Every line that contains the word "this" should be copied.

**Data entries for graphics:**
^^^^^^^^
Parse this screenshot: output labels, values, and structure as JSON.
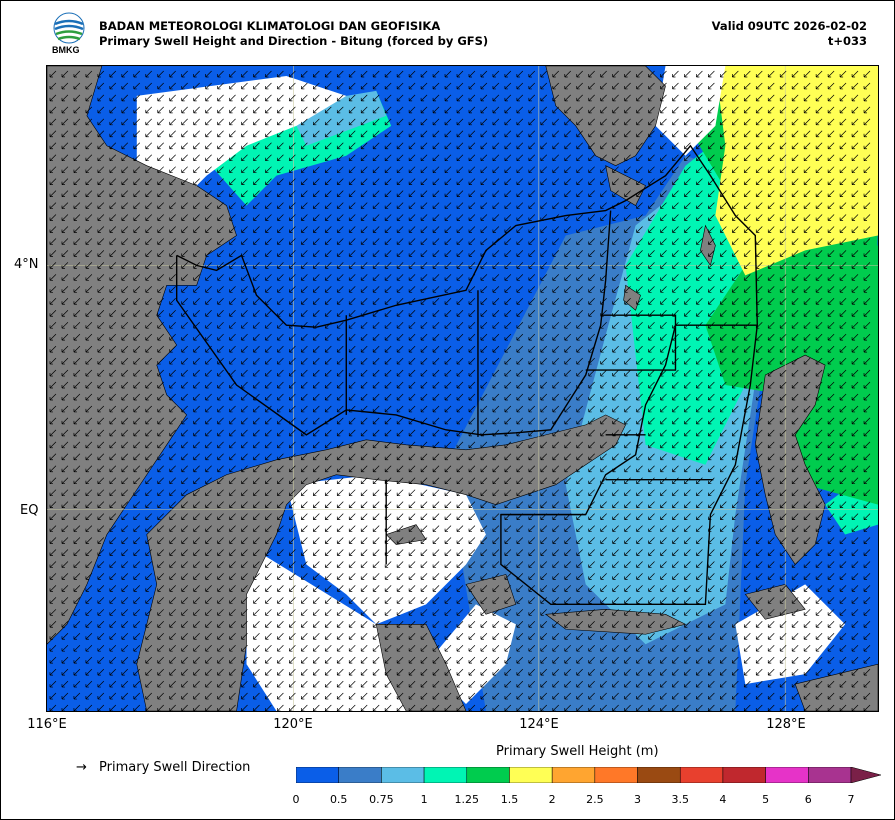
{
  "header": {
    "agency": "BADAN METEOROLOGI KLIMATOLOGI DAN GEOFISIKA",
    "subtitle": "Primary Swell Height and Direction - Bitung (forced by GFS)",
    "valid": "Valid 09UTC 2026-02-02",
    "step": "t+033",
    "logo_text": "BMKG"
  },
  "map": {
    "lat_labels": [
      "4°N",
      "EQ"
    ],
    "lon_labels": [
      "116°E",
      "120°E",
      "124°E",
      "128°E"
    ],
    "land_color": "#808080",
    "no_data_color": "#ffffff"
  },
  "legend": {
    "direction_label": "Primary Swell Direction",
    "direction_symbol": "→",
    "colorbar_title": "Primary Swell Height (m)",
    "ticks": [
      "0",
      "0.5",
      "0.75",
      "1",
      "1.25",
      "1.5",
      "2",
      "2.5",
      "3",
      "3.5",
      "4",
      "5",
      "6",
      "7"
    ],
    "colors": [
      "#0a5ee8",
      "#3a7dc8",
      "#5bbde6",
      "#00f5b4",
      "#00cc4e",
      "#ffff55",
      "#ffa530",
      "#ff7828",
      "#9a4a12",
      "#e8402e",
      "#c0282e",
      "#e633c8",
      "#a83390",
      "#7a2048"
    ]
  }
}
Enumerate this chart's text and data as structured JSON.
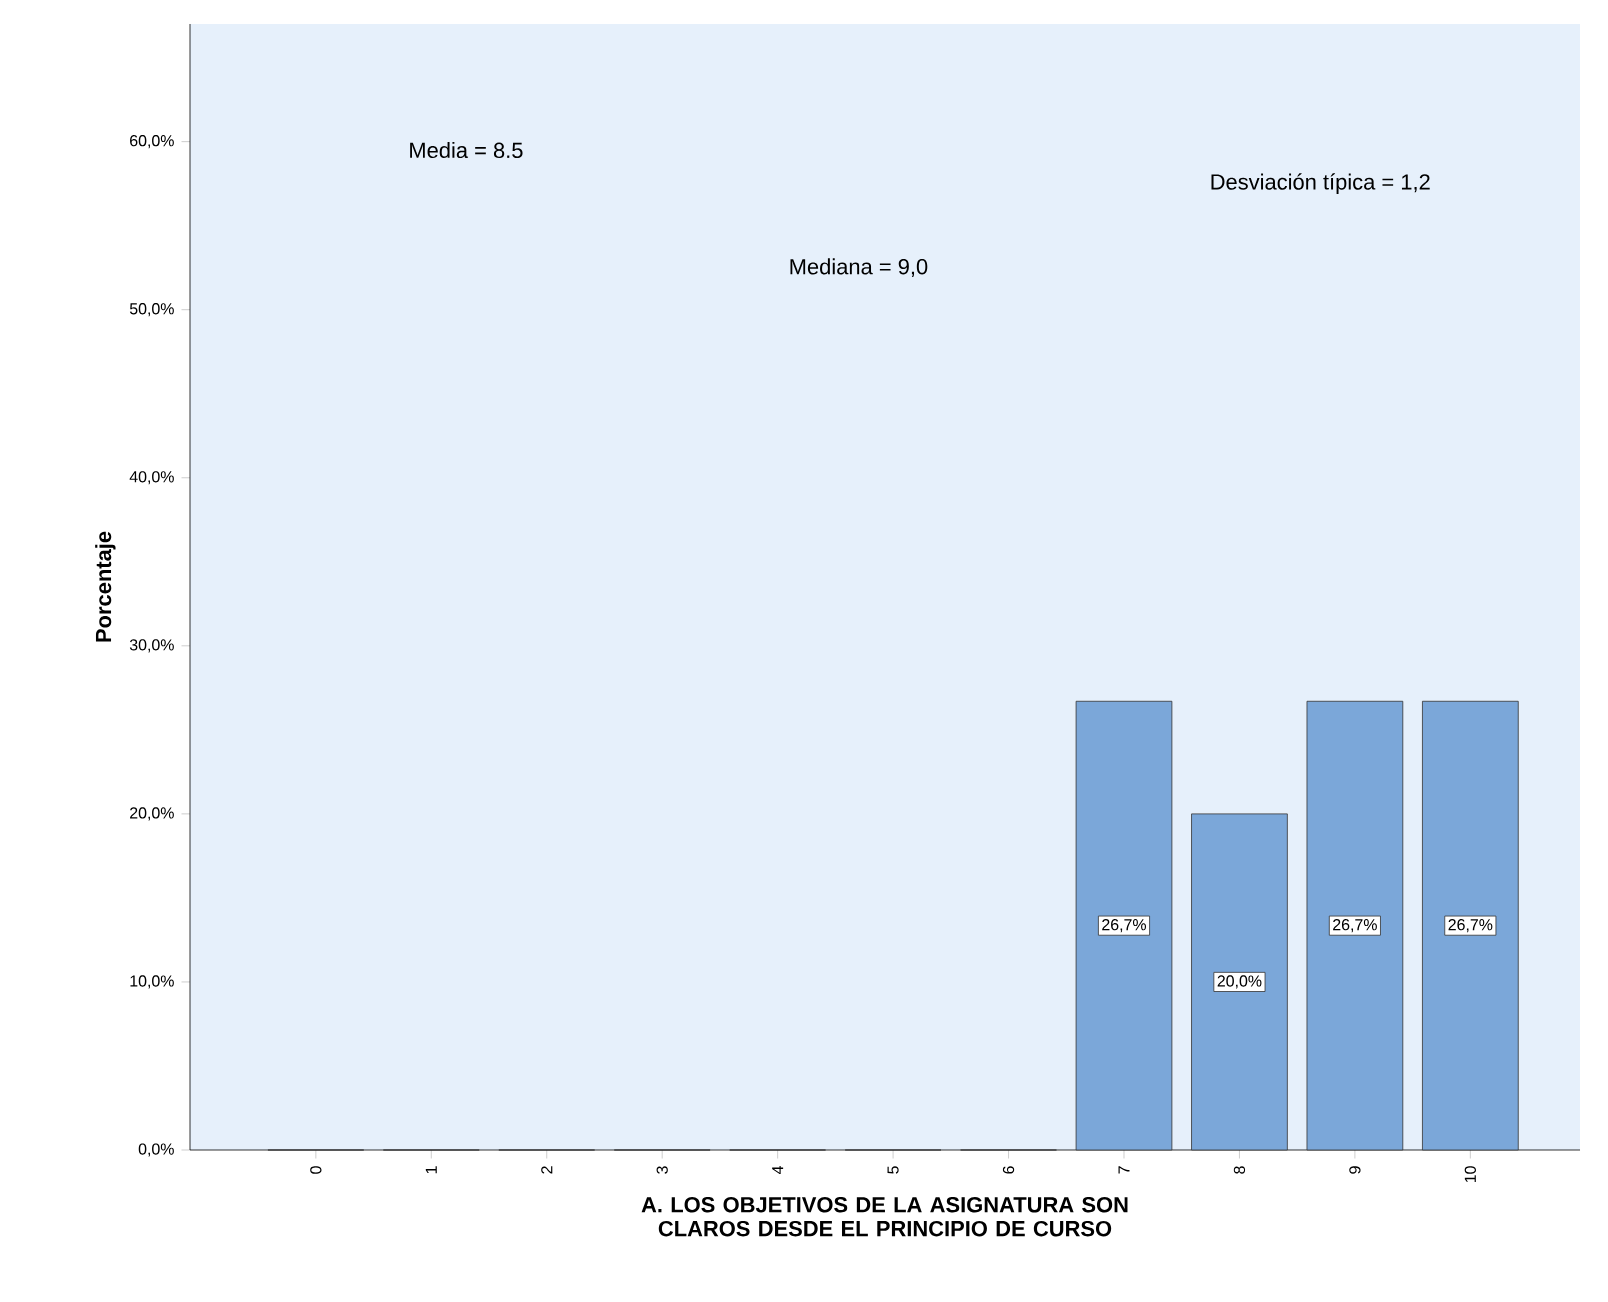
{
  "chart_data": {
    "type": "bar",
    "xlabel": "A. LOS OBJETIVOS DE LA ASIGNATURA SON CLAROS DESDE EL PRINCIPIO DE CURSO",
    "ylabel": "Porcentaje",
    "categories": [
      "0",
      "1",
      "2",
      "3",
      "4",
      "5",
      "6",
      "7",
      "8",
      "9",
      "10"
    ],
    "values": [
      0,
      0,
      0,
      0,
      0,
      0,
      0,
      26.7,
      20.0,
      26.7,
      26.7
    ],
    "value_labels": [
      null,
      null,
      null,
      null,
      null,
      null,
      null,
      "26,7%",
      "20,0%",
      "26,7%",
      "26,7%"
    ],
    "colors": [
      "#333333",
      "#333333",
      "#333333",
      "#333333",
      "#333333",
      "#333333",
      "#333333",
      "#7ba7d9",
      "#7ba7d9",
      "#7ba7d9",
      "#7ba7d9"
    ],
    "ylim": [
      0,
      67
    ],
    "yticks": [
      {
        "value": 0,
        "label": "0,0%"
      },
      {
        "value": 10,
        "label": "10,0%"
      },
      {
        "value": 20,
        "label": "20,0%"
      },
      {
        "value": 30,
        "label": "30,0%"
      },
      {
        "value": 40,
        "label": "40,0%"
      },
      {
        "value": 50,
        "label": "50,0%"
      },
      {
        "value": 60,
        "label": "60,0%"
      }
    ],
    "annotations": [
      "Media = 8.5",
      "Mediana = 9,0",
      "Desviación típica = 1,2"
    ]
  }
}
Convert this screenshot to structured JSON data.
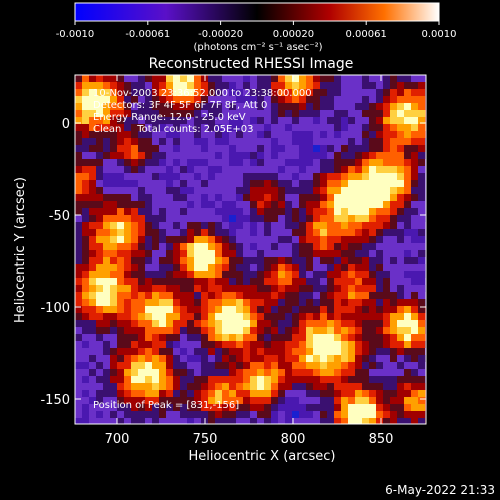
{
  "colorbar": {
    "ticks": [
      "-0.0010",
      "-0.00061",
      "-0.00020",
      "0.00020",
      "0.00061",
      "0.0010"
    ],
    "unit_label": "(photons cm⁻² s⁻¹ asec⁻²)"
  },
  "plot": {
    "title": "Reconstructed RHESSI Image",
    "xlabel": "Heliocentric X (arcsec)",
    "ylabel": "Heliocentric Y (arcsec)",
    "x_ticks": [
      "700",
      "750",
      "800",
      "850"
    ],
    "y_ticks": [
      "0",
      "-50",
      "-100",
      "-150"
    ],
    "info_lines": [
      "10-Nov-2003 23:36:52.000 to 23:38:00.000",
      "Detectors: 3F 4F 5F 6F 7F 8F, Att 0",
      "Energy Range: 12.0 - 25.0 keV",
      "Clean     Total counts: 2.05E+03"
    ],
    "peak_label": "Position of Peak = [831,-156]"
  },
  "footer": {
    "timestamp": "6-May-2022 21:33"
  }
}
^^^^^^^^
**SOLUTION TO THE EXERCISE:**
Parse this screenshot: output labels, values, and structure as JSON.
Enumerate this chart's text and data as structured JSON.
Convert this screenshot to structured JSON data.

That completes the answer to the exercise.